[THE EXERCISE] Omit the images, then print each record below exactly as it reads.

[THE RECORDS]
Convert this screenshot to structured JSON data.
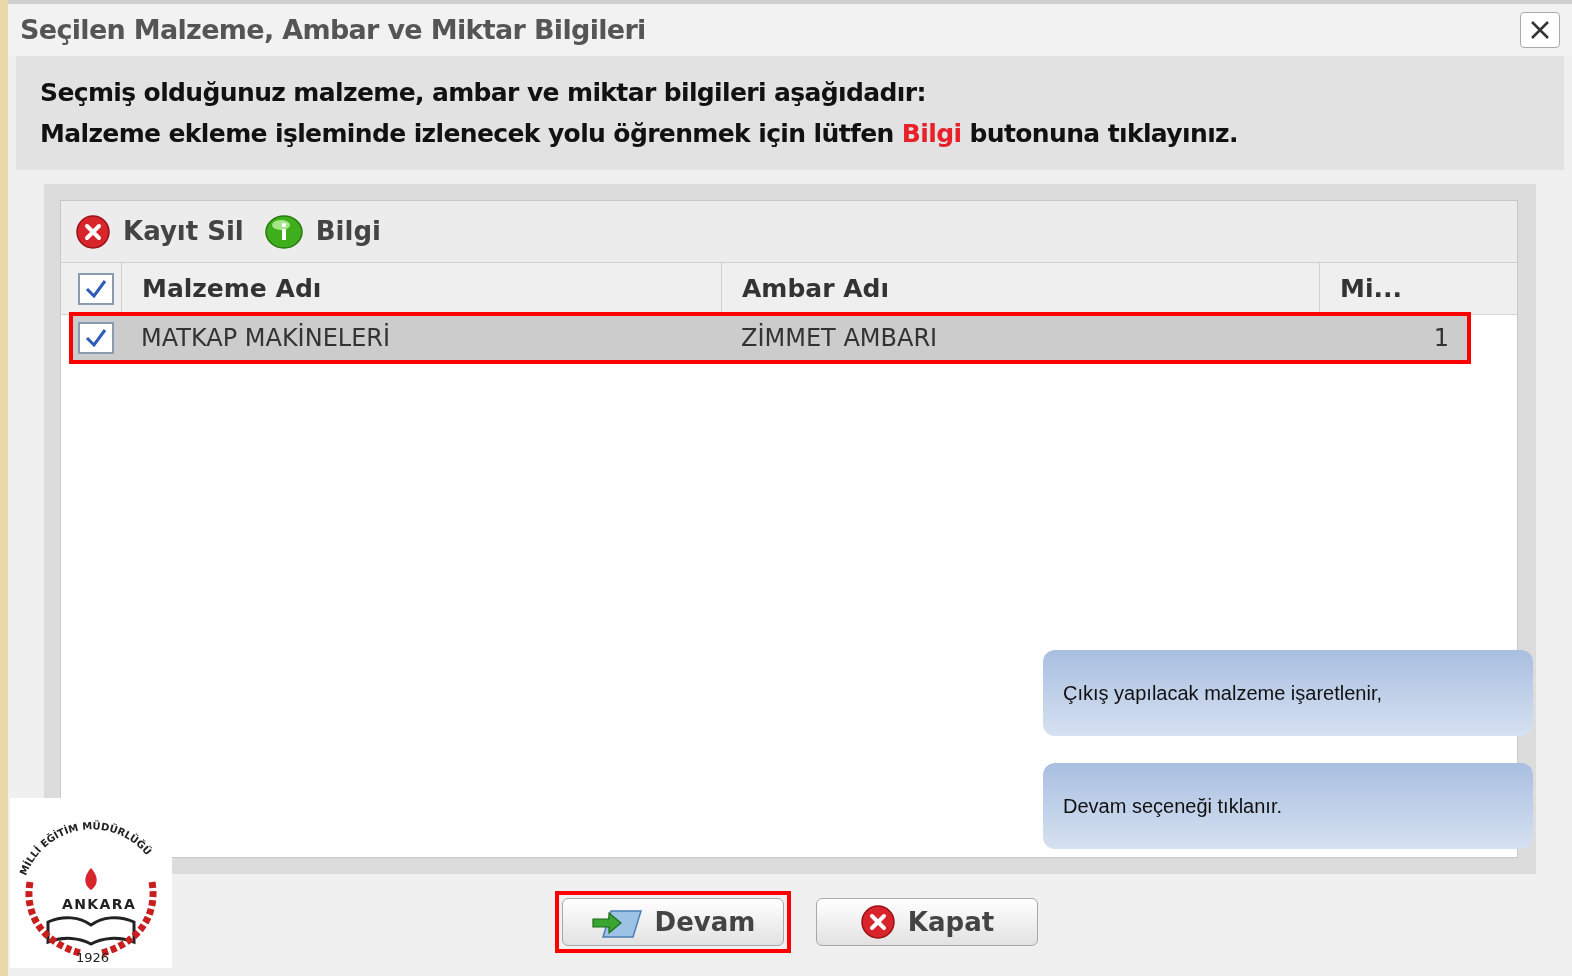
{
  "window": {
    "title": "Seçilen Malzeme, Ambar ve Miktar Bilgileri"
  },
  "instructions": {
    "line_1": "Seçmiş olduğunuz malzeme, ambar ve miktar bilgileri aşağıdadır:",
    "line_2": {
      "before": "Malzeme ekleme işleminde izlenecek yolu öğrenmek için lütfen",
      "highlight": "Bilgi",
      "after": "butonuna tıklayınız."
    }
  },
  "toolbar": [
    {
      "kind": "delete",
      "label": "Kayıt Sil"
    },
    {
      "kind": "info",
      "label": "Bilgi"
    }
  ],
  "table": {
    "header_checked": true,
    "columns": [
      {
        "label": "Malzeme Adı"
      },
      {
        "label": "Ambar Adı"
      },
      {
        "label": "Mi..."
      }
    ],
    "rows": [
      {
        "checked": true,
        "selected": true,
        "annotated": true,
        "cells": [
          "MATKAP MAKİNELERİ",
          "ZİMMET AMBARI",
          "1"
        ]
      }
    ]
  },
  "callouts": [
    "Çıkış yapılacak malzeme işaretlenir,",
    "Devam seçeneği tıklanır."
  ],
  "buttons": [
    {
      "kind": "continue",
      "label": "Devam",
      "annotated": true
    },
    {
      "kind": "close",
      "label": "Kapat",
      "annotated": false
    }
  ],
  "logo": {
    "arc_text": "MİLLİ EĞİTİM MÜDÜRLÜĞÜ",
    "center_text": "ANKARA",
    "year": "1926"
  }
}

[SOLVED EXERCISE]
Convert this screenshot to structured JSON data.
{
  "window": {
    "title": "Seçilen Malzeme, Ambar ve Miktar Bilgileri"
  },
  "instructions": {
    "line_1": "Seçmiş olduğunuz malzeme, ambar ve miktar bilgileri aşağıdadır:",
    "line_2": {
      "before": "Malzeme ekleme işleminde izlenecek yolu öğrenmek için lütfen",
      "highlight": "Bilgi",
      "after": "butonuna tıklayınız."
    }
  },
  "toolbar": [
    {
      "kind": "delete",
      "label": "Kayıt Sil"
    },
    {
      "kind": "info",
      "label": "Bilgi"
    }
  ],
  "table": {
    "header_checked": true,
    "columns": [
      {
        "label": "Malzeme Adı"
      },
      {
        "label": "Ambar Adı"
      },
      {
        "label": "Mi..."
      }
    ],
    "rows": [
      {
        "checked": true,
        "selected": true,
        "annotated": true,
        "cells": [
          "MATKAP MAKİNELERİ",
          "ZİMMET AMBARI",
          "1"
        ]
      }
    ]
  },
  "callouts": [
    "Çıkış yapılacak malzeme işaretlenir,",
    "Devam seçeneği tıklanır."
  ],
  "buttons": [
    {
      "kind": "continue",
      "label": "Devam",
      "annotated": true
    },
    {
      "kind": "close",
      "label": "Kapat",
      "annotated": false
    }
  ],
  "logo": {
    "arc_text": "MİLLİ EĞİTİM MÜDÜRLÜĞÜ",
    "center_text": "ANKARA",
    "year": "1926"
  }
}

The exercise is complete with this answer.